Material supplied
>>>>

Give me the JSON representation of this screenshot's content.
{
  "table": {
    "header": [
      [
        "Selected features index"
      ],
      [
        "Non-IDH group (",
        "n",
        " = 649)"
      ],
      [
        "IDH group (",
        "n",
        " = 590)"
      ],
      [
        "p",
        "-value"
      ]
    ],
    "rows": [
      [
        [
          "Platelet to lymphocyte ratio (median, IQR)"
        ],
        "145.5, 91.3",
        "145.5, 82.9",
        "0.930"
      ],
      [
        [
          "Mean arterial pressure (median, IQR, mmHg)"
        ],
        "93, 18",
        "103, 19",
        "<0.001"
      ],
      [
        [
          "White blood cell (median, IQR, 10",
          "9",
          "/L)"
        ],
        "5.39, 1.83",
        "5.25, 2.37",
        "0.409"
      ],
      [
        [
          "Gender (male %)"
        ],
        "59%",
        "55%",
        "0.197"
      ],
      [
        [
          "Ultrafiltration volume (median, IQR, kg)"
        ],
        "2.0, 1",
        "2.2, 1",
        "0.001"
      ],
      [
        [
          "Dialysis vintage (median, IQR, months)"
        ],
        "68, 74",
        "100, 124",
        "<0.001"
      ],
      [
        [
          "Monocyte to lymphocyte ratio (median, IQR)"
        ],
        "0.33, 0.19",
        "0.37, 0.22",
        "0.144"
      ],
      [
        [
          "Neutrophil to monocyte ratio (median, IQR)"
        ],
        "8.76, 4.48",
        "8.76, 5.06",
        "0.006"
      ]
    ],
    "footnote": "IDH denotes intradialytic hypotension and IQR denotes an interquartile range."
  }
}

<<<<

Objective
Show the lines of the records that include the string "lymphocyte".

Full answer
          "Platelet to lymphocyte ratio (median, IQR)"
          "Monocyte to lymphocyte ratio (median, IQR)"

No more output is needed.